REQUIRED WORK
Copy each record exactly as it reads, leaving out any pictures it holds.

DATA FOR PROCESSING
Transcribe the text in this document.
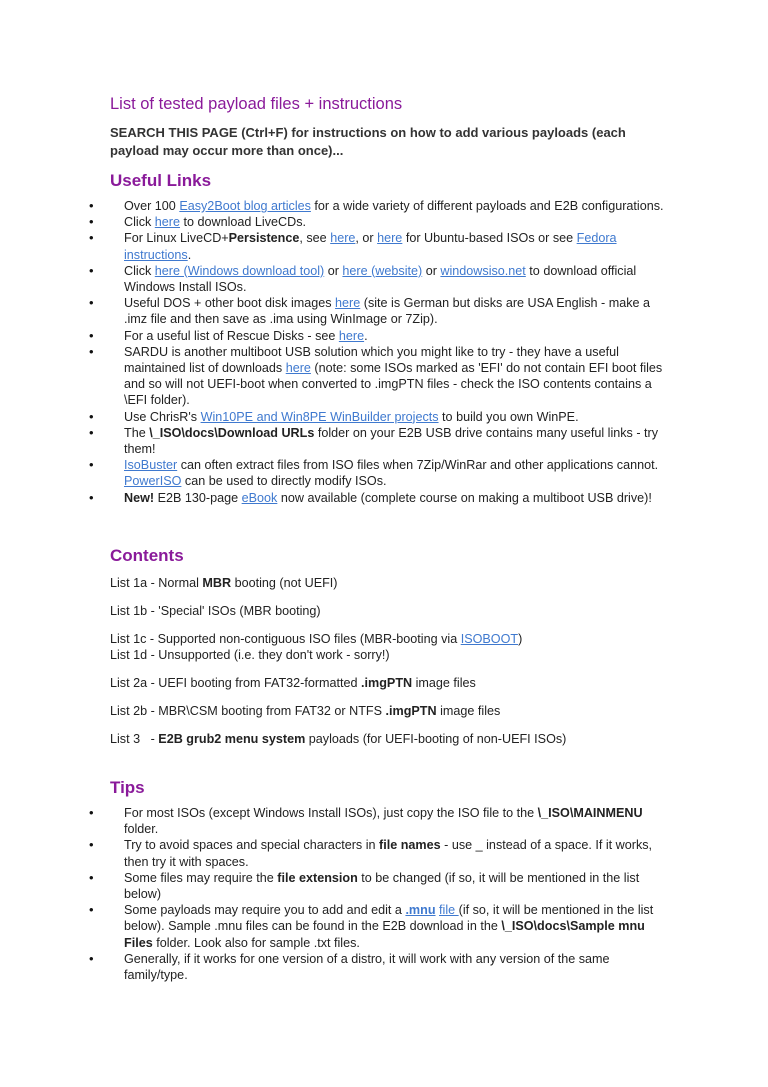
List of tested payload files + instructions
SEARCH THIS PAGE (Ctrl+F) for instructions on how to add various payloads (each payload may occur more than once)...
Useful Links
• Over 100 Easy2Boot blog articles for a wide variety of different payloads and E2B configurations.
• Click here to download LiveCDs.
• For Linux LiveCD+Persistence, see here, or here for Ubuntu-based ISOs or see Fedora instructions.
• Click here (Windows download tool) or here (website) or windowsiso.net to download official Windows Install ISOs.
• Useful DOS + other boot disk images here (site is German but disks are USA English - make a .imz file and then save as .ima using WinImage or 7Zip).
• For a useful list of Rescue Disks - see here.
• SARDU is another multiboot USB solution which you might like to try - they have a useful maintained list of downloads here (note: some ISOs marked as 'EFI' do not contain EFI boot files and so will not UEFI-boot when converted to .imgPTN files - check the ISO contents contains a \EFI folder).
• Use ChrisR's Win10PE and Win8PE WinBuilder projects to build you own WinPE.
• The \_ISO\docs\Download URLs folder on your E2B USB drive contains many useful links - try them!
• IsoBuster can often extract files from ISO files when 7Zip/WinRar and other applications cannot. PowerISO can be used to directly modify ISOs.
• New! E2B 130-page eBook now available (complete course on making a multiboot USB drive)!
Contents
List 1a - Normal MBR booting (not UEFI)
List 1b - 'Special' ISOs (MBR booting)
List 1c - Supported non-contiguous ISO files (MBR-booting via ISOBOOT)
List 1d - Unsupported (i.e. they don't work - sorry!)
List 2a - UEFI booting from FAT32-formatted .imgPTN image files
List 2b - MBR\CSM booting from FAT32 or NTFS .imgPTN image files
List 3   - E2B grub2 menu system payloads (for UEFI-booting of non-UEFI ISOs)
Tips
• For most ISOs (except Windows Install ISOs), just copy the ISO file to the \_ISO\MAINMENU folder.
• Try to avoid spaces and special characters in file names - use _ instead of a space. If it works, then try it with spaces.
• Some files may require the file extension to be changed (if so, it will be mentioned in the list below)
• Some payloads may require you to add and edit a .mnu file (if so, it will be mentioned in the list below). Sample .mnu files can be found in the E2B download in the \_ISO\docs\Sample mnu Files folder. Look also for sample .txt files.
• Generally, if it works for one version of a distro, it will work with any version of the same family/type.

FINAL ANSWER
Transcribe the text in this document.
List of tested payload files + instructions
SEARCH THIS PAGE (Ctrl+F) for instructions on how to add various payloads (each payload may occur more than once)...
Useful Links
• Over 100 Easy2Boot blog articles for a wide variety of different payloads and E2B configurations.
• Click here to download LiveCDs.
• For Linux LiveCD+Persistence, see here, or here for Ubuntu-based ISOs or see Fedora instructions.
• Click here (Windows download tool) or here (website) or windowsiso.net to download official Windows Install ISOs.
• Useful DOS + other boot disk images here (site is German but disks are USA English - make a .imz file and then save as .ima using WinImage or 7Zip).
• For a useful list of Rescue Disks - see here.
• SARDU is another multiboot USB solution which you might like to try - they have a useful maintained list of downloads here (note: some ISOs marked as 'EFI' do not contain EFI boot files and so will not UEFI-boot when converted to .imgPTN files - check the ISO contents contains a \EFI folder).
• Use ChrisR's Win10PE and Win8PE WinBuilder projects to build you own WinPE.
• The \_ISO\docs\Download URLs folder on your E2B USB drive contains many useful links - try them!
• IsoBuster can often extract files from ISO files when 7Zip/WinRar and other applications cannot. PowerISO can be used to directly modify ISOs.
• New! E2B 130-page eBook now available (complete course on making a multiboot USB drive)!
Contents
List 1a - Normal MBR booting (not UEFI)
List 1b - 'Special' ISOs (MBR booting)
List 1c - Supported non-contiguous ISO files (MBR-booting via ISOBOOT)
List 1d - Unsupported (i.e. they don't work - sorry!)
List 2a - UEFI booting from FAT32-formatted .imgPTN image files
List 2b - MBR\CSM booting from FAT32 or NTFS .imgPTN image files
List 3   - E2B grub2 menu system payloads (for UEFI-booting of non-UEFI ISOs)
Tips
• For most ISOs (except Windows Install ISOs), just copy the ISO file to the \_ISO\MAINMENU folder.
• Try to avoid spaces and special characters in file names - use _ instead of a space. If it works, then try it with spaces.
• Some files may require the file extension to be changed (if so, it will be mentioned in the list below)
• Some payloads may require you to add and edit a .mnu file (if so, it will be mentioned in the list below). Sample .mnu files can be found in the E2B download in the \_ISO\docs\Sample mnu Files folder. Look also for sample .txt files.
• Generally, if it works for one version of a distro, it will work with any version of the same family/type.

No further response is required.